- _Data in this exercise_:
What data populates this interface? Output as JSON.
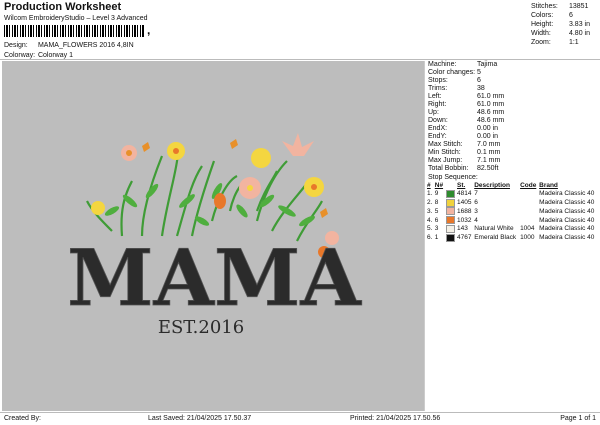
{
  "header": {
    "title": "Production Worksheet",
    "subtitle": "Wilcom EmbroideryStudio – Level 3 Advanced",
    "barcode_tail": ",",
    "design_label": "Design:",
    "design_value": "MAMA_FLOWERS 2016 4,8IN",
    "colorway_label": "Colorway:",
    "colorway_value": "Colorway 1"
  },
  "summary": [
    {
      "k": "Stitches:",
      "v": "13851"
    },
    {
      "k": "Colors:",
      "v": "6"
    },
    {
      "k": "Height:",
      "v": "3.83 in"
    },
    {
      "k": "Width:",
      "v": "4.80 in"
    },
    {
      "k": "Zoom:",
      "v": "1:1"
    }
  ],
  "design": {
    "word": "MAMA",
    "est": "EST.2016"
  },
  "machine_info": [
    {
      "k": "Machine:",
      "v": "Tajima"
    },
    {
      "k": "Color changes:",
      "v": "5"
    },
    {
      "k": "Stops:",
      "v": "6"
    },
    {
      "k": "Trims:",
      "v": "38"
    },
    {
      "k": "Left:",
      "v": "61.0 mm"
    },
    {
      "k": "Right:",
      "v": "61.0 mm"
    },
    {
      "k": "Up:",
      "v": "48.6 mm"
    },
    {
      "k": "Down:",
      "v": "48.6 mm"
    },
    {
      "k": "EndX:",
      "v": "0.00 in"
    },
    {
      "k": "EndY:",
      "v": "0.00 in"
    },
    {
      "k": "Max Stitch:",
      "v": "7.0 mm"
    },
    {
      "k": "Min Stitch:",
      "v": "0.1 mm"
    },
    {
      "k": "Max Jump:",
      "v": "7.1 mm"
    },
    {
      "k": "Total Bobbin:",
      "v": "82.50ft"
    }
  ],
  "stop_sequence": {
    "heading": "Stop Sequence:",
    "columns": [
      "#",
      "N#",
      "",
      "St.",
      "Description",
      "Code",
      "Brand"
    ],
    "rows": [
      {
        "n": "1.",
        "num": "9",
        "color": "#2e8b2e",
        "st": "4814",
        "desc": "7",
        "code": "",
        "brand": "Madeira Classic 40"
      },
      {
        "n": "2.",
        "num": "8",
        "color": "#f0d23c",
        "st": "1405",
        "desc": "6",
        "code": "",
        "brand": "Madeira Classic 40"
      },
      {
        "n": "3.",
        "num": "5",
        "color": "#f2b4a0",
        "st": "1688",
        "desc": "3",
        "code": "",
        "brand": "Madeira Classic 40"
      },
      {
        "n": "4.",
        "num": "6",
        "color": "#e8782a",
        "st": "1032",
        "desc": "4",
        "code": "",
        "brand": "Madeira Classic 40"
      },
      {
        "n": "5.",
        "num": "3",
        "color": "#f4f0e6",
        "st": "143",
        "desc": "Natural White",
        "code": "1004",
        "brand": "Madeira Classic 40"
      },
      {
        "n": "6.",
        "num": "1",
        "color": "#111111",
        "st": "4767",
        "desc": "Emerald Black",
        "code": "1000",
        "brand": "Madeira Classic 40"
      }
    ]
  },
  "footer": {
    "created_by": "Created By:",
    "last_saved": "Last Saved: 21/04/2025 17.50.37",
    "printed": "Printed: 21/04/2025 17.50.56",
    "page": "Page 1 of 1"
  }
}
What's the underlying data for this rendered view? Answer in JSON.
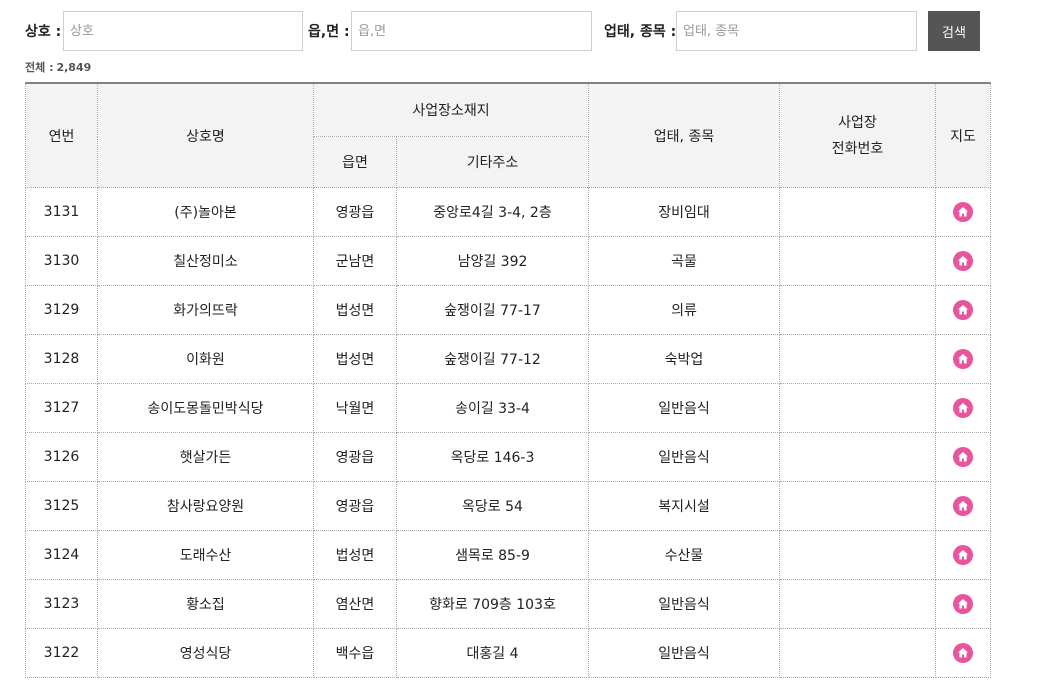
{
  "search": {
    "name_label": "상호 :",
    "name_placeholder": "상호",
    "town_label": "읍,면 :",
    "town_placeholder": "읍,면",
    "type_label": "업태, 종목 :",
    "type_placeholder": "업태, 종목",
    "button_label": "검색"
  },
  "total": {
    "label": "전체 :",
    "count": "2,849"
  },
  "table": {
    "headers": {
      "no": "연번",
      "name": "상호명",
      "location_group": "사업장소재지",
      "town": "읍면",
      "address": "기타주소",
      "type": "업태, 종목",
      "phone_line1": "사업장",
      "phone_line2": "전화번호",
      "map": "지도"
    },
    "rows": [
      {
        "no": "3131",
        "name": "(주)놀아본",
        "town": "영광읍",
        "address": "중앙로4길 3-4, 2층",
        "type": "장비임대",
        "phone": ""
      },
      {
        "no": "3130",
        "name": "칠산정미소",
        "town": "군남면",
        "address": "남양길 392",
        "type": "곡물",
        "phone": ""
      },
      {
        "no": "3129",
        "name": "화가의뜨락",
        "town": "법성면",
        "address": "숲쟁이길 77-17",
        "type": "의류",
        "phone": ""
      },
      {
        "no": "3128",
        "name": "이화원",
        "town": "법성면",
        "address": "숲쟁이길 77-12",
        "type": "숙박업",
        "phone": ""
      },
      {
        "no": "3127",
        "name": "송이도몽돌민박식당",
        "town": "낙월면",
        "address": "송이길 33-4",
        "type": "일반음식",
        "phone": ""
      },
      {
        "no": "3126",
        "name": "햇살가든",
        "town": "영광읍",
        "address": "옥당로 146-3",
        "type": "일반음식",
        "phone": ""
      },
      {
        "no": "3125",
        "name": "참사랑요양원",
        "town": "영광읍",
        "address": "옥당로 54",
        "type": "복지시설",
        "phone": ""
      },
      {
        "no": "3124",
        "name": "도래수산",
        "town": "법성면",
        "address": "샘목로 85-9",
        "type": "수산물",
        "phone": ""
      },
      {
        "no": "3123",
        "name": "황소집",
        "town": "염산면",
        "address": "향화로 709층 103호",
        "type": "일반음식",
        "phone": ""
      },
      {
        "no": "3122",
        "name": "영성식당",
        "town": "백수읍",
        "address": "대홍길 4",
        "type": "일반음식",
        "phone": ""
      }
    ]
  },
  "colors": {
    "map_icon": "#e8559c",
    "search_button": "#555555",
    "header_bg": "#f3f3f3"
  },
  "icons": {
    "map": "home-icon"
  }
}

- _Given problem_: Every line above should be returned exactly; the pictures stay out.

- _Solution_:
What data populates this interface? Output as JSON.
{
  "header": {
    "title": "Production Worksheet",
    "subtitle": "Wilcom EmbroideryStudio – Level 3 Advanced",
    "barcode_tail": ",",
    "design_label": "Design:",
    "design_value": "MAMA_FLOWERS 2016 4,8IN",
    "colorway_label": "Colorway:",
    "colorway_value": "Colorway 1"
  },
  "summary": [
    {
      "k": "Stitches:",
      "v": "13851"
    },
    {
      "k": "Colors:",
      "v": "6"
    },
    {
      "k": "Height:",
      "v": "3.83 in"
    },
    {
      "k": "Width:",
      "v": "4.80 in"
    },
    {
      "k": "Zoom:",
      "v": "1:1"
    }
  ],
  "design": {
    "word": "MAMA",
    "est": "EST.2016"
  },
  "machine_info": [
    {
      "k": "Machine:",
      "v": "Tajima"
    },
    {
      "k": "Color changes:",
      "v": "5"
    },
    {
      "k": "Stops:",
      "v": "6"
    },
    {
      "k": "Trims:",
      "v": "38"
    },
    {
      "k": "Left:",
      "v": "61.0 mm"
    },
    {
      "k": "Right:",
      "v": "61.0 mm"
    },
    {
      "k": "Up:",
      "v": "48.6 mm"
    },
    {
      "k": "Down:",
      "v": "48.6 mm"
    },
    {
      "k": "EndX:",
      "v": "0.00 in"
    },
    {
      "k": "EndY:",
      "v": "0.00 in"
    },
    {
      "k": "Max Stitch:",
      "v": "7.0 mm"
    },
    {
      "k": "Min Stitch:",
      "v": "0.1 mm"
    },
    {
      "k": "Max Jump:",
      "v": "7.1 mm"
    },
    {
      "k": "Total Bobbin:",
      "v": "82.50ft"
    }
  ],
  "stop_sequence": {
    "heading": "Stop Sequence:",
    "columns": [
      "#",
      "N#",
      "",
      "St.",
      "Description",
      "Code",
      "Brand"
    ],
    "rows": [
      {
        "n": "1.",
        "num": "9",
        "color": "#2e8b2e",
        "st": "4814",
        "desc": "7",
        "code": "",
        "brand": "Madeira Classic 40"
      },
      {
        "n": "2.",
        "num": "8",
        "color": "#f0d23c",
        "st": "1405",
        "desc": "6",
        "code": "",
        "brand": "Madeira Classic 40"
      },
      {
        "n": "3.",
        "num": "5",
        "color": "#f2b4a0",
        "st": "1688",
        "desc": "3",
        "code": "",
        "brand": "Madeira Classic 40"
      },
      {
        "n": "4.",
        "num": "6",
        "color": "#e8782a",
        "st": "1032",
        "desc": "4",
        "code": "",
        "brand": "Madeira Classic 40"
      },
      {
        "n": "5.",
        "num": "3",
        "color": "#f4f0e6",
        "st": "143",
        "desc": "Natural White",
        "code": "1004",
        "brand": "Madeira Classic 40"
      },
      {
        "n": "6.",
        "num": "1",
        "color": "#111111",
        "st": "4767",
        "desc": "Emerald Black",
        "code": "1000",
        "brand": "Madeira Classic 40"
      }
    ]
  },
  "footer": {
    "created_by": "Created By:",
    "last_saved": "Last Saved: 21/04/2025 17.50.37",
    "printed": "Printed: 21/04/2025 17.50.56",
    "page": "Page 1 of 1"
  }
}
What's the underlying data for this rendered view? Answer in JSON.
{
  "search": {
    "name_label": "상호 :",
    "name_placeholder": "상호",
    "town_label": "읍,면 :",
    "town_placeholder": "읍,면",
    "type_label": "업태, 종목 :",
    "type_placeholder": "업태, 종목",
    "button_label": "검색"
  },
  "total": {
    "label": "전체 :",
    "count": "2,849"
  },
  "table": {
    "headers": {
      "no": "연번",
      "name": "상호명",
      "location_group": "사업장소재지",
      "town": "읍면",
      "address": "기타주소",
      "type": "업태, 종목",
      "phone_line1": "사업장",
      "phone_line2": "전화번호",
      "map": "지도"
    },
    "rows": [
      {
        "no": "3131",
        "name": "(주)놀아본",
        "town": "영광읍",
        "address": "중앙로4길 3-4, 2층",
        "type": "장비임대",
        "phone": ""
      },
      {
        "no": "3130",
        "name": "칠산정미소",
        "town": "군남면",
        "address": "남양길 392",
        "type": "곡물",
        "phone": ""
      },
      {
        "no": "3129",
        "name": "화가의뜨락",
        "town": "법성면",
        "address": "숲쟁이길 77-17",
        "type": "의류",
        "phone": ""
      },
      {
        "no": "3128",
        "name": "이화원",
        "town": "법성면",
        "address": "숲쟁이길 77-12",
        "type": "숙박업",
        "phone": ""
      },
      {
        "no": "3127",
        "name": "송이도몽돌민박식당",
        "town": "낙월면",
        "address": "송이길 33-4",
        "type": "일반음식",
        "phone": ""
      },
      {
        "no": "3126",
        "name": "햇살가든",
        "town": "영광읍",
        "address": "옥당로 146-3",
        "type": "일반음식",
        "phone": ""
      },
      {
        "no": "3125",
        "name": "참사랑요양원",
        "town": "영광읍",
        "address": "옥당로 54",
        "type": "복지시설",
        "phone": ""
      },
      {
        "no": "3124",
        "name": "도래수산",
        "town": "법성면",
        "address": "샘목로 85-9",
        "type": "수산물",
        "phone": ""
      },
      {
        "no": "3123",
        "name": "황소집",
        "town": "염산면",
        "address": "향화로 709층 103호",
        "type": "일반음식",
        "phone": ""
      },
      {
        "no": "3122",
        "name": "영성식당",
        "town": "백수읍",
        "address": "대홍길 4",
        "type": "일반음식",
        "phone": ""
      }
    ]
  },
  "colors": {
    "map_icon": "#e8559c",
    "search_button": "#555555",
    "header_bg": "#f3f3f3"
  },
  "icons": {
    "map": "home-icon"
  }
}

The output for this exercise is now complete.